Stated task — Give every line of the entries below as a Markdown table with two columns, Row and Line. Number the rows in order and leave out any blank lines.

Input material —
####
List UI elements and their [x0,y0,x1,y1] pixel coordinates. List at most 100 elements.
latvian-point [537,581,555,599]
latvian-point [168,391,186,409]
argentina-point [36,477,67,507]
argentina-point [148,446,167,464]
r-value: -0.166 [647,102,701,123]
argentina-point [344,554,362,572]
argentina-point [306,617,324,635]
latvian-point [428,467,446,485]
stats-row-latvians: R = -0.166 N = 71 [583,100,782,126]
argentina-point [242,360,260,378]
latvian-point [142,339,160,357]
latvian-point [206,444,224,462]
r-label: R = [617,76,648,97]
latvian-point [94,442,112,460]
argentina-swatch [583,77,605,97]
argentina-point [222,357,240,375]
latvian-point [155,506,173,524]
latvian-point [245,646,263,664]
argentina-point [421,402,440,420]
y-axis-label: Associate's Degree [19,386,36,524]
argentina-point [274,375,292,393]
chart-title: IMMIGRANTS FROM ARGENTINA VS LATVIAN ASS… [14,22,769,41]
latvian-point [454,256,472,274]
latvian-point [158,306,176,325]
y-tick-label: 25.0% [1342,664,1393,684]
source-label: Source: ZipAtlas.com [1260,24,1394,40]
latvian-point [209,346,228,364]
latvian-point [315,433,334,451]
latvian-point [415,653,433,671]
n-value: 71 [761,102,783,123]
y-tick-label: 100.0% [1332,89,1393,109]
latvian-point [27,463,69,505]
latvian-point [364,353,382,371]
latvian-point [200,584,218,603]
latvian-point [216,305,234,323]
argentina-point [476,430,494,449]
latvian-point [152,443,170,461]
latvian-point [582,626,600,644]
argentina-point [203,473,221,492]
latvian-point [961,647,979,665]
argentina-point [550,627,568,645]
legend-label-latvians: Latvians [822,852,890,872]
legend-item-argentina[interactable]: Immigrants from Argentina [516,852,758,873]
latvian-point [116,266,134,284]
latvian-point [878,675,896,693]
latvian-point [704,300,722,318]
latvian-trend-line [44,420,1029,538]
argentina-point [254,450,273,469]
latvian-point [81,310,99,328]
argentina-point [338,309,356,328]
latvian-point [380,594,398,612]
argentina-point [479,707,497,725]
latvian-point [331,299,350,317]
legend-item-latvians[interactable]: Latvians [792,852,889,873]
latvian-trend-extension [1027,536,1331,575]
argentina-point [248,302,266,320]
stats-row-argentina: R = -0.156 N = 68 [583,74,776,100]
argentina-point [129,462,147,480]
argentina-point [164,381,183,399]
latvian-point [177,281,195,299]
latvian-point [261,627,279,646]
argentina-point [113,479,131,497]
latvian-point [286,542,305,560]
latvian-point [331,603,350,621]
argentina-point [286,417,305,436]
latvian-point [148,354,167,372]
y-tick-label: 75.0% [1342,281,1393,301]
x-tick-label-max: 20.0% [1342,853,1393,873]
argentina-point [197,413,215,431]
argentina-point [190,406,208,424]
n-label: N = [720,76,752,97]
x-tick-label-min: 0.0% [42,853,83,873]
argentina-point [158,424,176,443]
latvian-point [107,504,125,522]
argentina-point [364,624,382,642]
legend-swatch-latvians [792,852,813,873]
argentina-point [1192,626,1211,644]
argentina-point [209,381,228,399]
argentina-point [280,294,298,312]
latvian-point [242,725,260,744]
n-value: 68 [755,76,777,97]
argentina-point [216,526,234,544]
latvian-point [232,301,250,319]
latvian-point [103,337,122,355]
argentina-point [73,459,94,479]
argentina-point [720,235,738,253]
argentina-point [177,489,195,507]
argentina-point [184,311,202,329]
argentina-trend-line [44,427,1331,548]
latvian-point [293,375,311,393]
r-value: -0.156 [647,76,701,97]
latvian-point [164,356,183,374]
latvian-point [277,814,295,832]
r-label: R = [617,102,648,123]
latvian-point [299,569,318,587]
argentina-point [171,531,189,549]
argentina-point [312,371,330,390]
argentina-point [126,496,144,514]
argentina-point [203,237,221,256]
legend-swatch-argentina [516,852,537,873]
####
Expected answer —
| Row | Line |
|---|---|
| 1 | List UI elements and their [x0,y0,x1,y1] pixel coordinates. List at most 100 elements. |
| 2 | latvian-point [537,581,555,599] |
| 3 | latvian-point [168,391,186,409] |
| 4 | argentina-point [36,477,67,507] |
| 5 | argentina-point [148,446,167,464] |
| 6 | r-value: -0.166 [647,102,701,123] |
| 7 | argentina-point [344,554,362,572] |
| 8 | argentina-point [306,617,324,635] |
| 9 | latvian-point [428,467,446,485] |
| 10 | stats-row-latvians: R = -0.166 N = 71 [583,100,782,126] |
| 11 | argentina-point [242,360,260,378] |
| 12 | latvian-point [142,339,160,357] |
| 13 | latvian-point [206,444,224,462] |
| 14 | r-label: R = [617,76,648,97] |
| 15 | latvian-point [94,442,112,460] |
| 16 | argentina-swatch [583,77,605,97] |
| 17 | argentina-point [222,357,240,375] |
| 18 | latvian-point [155,506,173,524] |
| 19 | latvian-point [245,646,263,664] |
| 20 | argentina-point [421,402,440,420] |
| 21 | y-axis-label: Associate's Degree [19,386,36,524] |
| 22 | argentina-point [274,375,292,393] |
| 23 | chart-title: IMMIGRANTS FROM ARGENTINA VS LATVIAN ASS… [14,22,769,41] |
| 24 | latvian-point [454,256,472,274] |
| 25 | latvian-point [158,306,176,325] |
| 26 | y-tick-label: 25.0% [1342,664,1393,684] |
| 27 | source-label: Source: ZipAtlas.com [1260,24,1394,40] |
| 28 | latvian-point [209,346,228,364] |
| 29 | latvian-point [315,433,334,451] |
| 30 | latvian-point [415,653,433,671] |
| 31 | n-value: 71 [761,102,783,123] |
| 32 | y-tick-label: 100.0% [1332,89,1393,109] |
| 33 | latvian-point [27,463,69,505] |
| 34 | latvian-point [364,353,382,371] |
| 35 | latvian-point [200,584,218,603] |
| 36 | latvian-point [216,305,234,323] |
| 37 | argentina-point [476,430,494,449] |
| 38 | latvian-point [152,443,170,461] |
| 39 | latvian-point [582,626,600,644] |
| 40 | argentina-point [203,473,221,492] |
| 41 | latvian-point [961,647,979,665] |
| 42 | argentina-point [550,627,568,645] |
| 43 | legend-label-latvians: Latvians [822,852,890,872] |
| 44 | legend-item-argentina[interactable]: Immigrants from Argentina [516,852,758,873] |
| 45 | latvian-point [116,266,134,284] |
| 46 | latvian-point [878,675,896,693] |
| 47 | latvian-point [704,300,722,318] |
| 48 | latvian-trend-line [44,420,1029,538] |
| 49 | argentina-point [254,450,273,469] |
| 50 | latvian-point [81,310,99,328] |
| 51 | argentina-point [338,309,356,328] |
| 52 | latvian-point [380,594,398,612] |
| 53 | argentina-point [479,707,497,725] |
| 54 | latvian-point [331,299,350,317] |
| 55 | legend-item-latvians[interactable]: Latvians [792,852,889,873] |
| 56 | latvian-trend-extension [1027,536,1331,575] |
| 57 | argentina-point [248,302,266,320] |
| 58 | stats-row-argentina: R = -0.156 N = 68 [583,74,776,100] |
| 59 | argentina-point [129,462,147,480] |
| 60 | argentina-point [164,381,183,399] |
| 61 | latvian-point [177,281,195,299] |
| 62 | latvian-point [261,627,279,646] |
| 63 | argentina-point [113,479,131,497] |
| 64 | latvian-point [286,542,305,560] |
| 65 | latvian-point [331,603,350,621] |
| 66 | argentina-point [286,417,305,436] |
| 67 | latvian-point [148,354,167,372] |
| 68 | y-tick-label: 75.0% [1342,281,1393,301] |
| 69 | x-tick-label-max: 20.0% [1342,853,1393,873] |
| 70 | argentina-point [197,413,215,431] |
| 71 | argentina-point [190,406,208,424] |
| 72 | n-label: N = [720,76,752,97] |
| 73 | x-tick-label-min: 0.0% [42,853,83,873] |
| 74 | argentina-point [158,424,176,443] |
| 75 | latvian-point [107,504,125,522] |
| 76 | argentina-point [364,624,382,642] |
| 77 | legend-swatch-latvians [792,852,813,873] |
| 78 | argentina-point [1192,626,1211,644] |
| 79 | argentina-point [209,381,228,399] |
| 80 | argentina-point [280,294,298,312] |
| 81 | latvian-point [242,725,260,744] |
| 82 | n-value: 68 [755,76,777,97] |
| 83 | argentina-point [216,526,234,544] |
| 84 | latvian-point [232,301,250,319] |
| 85 | latvian-point [103,337,122,355] |
| 86 | argentina-point [73,459,94,479] |
| 87 | argentina-point [720,235,738,253] |
| 88 | argentina-point [177,489,195,507] |
| 89 | argentina-point [184,311,202,329] |
| 90 | argentina-trend-line [44,427,1331,548] |
| 91 | latvian-point [293,375,311,393] |
| 92 | r-value: -0.156 [647,76,701,97] |
| 93 | latvian-point [164,356,183,374] |
| 94 | latvian-point [277,814,295,832] |
| 95 | r-label: R = [617,102,648,123] |
| 96 | latvian-point [299,569,318,587] |
| 97 | argentina-point [171,531,189,549] |
| 98 | argentina-point [312,371,330,390] |
| 99 | argentina-point [126,496,144,514] |
| 100 | argentina-point [203,237,221,256] |
| 101 | legend-swatch-argentina [516,852,537,873] |